● To be done
Restate each of the lines given below, word for word.
#### Data shown ####
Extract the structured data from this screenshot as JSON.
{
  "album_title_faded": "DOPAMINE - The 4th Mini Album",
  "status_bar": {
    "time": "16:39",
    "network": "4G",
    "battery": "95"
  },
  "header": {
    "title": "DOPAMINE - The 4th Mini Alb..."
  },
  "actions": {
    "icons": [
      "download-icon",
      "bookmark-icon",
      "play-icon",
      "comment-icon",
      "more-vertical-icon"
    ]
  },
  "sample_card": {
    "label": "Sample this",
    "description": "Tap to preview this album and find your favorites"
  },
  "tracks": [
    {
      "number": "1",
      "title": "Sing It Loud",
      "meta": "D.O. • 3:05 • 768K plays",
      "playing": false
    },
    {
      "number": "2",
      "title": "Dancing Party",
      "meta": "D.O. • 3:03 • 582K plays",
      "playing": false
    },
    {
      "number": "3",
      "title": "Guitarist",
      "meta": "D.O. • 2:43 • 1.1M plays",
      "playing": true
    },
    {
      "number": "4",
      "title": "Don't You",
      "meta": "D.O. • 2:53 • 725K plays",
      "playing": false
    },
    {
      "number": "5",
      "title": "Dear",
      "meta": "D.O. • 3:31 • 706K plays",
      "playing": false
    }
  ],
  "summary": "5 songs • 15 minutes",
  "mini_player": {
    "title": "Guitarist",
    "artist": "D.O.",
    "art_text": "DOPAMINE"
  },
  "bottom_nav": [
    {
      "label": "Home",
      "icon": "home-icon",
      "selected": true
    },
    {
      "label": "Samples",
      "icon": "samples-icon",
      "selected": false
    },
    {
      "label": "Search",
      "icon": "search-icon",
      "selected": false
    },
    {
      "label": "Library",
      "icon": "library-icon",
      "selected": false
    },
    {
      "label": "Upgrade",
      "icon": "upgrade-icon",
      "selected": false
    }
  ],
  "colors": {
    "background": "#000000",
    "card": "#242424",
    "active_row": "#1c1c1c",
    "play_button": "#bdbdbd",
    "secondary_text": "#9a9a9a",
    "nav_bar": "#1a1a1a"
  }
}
####
● Solution to the exercise
Extract the structured data from this screenshot as JSON.
{
  "album_title_faded": "DOPAMINE - The 4th Mini Album",
  "status_bar": {
    "time": "16:39",
    "network": "4G",
    "battery": "95"
  },
  "header": {
    "title": "DOPAMINE - The 4th Mini Alb..."
  },
  "actions": {
    "icons": [
      "download-icon",
      "bookmark-icon",
      "play-icon",
      "comment-icon",
      "more-vertical-icon"
    ]
  },
  "sample_card": {
    "label": "Sample this",
    "description": "Tap to preview this album and find your favorites"
  },
  "tracks": [
    {
      "number": "1",
      "title": "Sing It Loud",
      "meta": "D.O. • 3:05 • 768K plays",
      "playing": false
    },
    {
      "number": "2",
      "title": "Dancing Party",
      "meta": "D.O. • 3:03 • 582K plays",
      "playing": false
    },
    {
      "number": "3",
      "title": "Guitarist",
      "meta": "D.O. • 2:43 • 1.1M plays",
      "playing": true
    },
    {
      "number": "4",
      "title": "Don't You",
      "meta": "D.O. • 2:53 • 725K plays",
      "playing": false
    },
    {
      "number": "5",
      "title": "Dear",
      "meta": "D.O. • 3:31 • 706K plays",
      "playing": false
    }
  ],
  "summary": "5 songs • 15 minutes",
  "mini_player": {
    "title": "Guitarist",
    "artist": "D.O.",
    "art_text": "DOPAMINE"
  },
  "bottom_nav": [
    {
      "label": "Home",
      "icon": "home-icon",
      "selected": true
    },
    {
      "label": "Samples",
      "icon": "samples-icon",
      "selected": false
    },
    {
      "label": "Search",
      "icon": "search-icon",
      "selected": false
    },
    {
      "label": "Library",
      "icon": "library-icon",
      "selected": false
    },
    {
      "label": "Upgrade",
      "icon": "upgrade-icon",
      "selected": false
    }
  ],
  "colors": {
    "background": "#000000",
    "card": "#242424",
    "active_row": "#1c1c1c",
    "play_button": "#bdbdbd",
    "secondary_text": "#9a9a9a",
    "nav_bar": "#1a1a1a"
  }
}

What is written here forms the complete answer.